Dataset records
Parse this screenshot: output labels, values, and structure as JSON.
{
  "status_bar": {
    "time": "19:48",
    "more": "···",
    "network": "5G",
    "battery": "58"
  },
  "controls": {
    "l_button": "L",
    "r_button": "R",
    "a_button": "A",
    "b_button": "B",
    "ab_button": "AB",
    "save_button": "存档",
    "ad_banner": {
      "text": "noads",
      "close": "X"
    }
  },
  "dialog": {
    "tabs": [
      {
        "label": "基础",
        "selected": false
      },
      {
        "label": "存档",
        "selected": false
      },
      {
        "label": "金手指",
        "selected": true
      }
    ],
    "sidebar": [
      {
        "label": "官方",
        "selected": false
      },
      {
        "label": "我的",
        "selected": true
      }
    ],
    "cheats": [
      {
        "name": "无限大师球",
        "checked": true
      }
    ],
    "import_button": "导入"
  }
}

WORK TO DO ->
Quote the whole listing above, leaving nothing out.

THE REPLY ->
Parse this screenshot: output labels, values, and structure as JSON.
{
  "status_bar": {
    "time": "19:48",
    "more": "···",
    "network": "5G",
    "battery": "58"
  },
  "controls": {
    "l_button": "L",
    "r_button": "R",
    "a_button": "A",
    "b_button": "B",
    "ab_button": "AB",
    "save_button": "存档",
    "ad_banner": {
      "text": "noads",
      "close": "X"
    }
  },
  "dialog": {
    "tabs": [
      {
        "label": "基础",
        "selected": false
      },
      {
        "label": "存档",
        "selected": false
      },
      {
        "label": "金手指",
        "selected": true
      }
    ],
    "sidebar": [
      {
        "label": "官方",
        "selected": false
      },
      {
        "label": "我的",
        "selected": true
      }
    ],
    "cheats": [
      {
        "name": "无限大师球",
        "checked": true
      }
    ],
    "import_button": "导入"
  }
}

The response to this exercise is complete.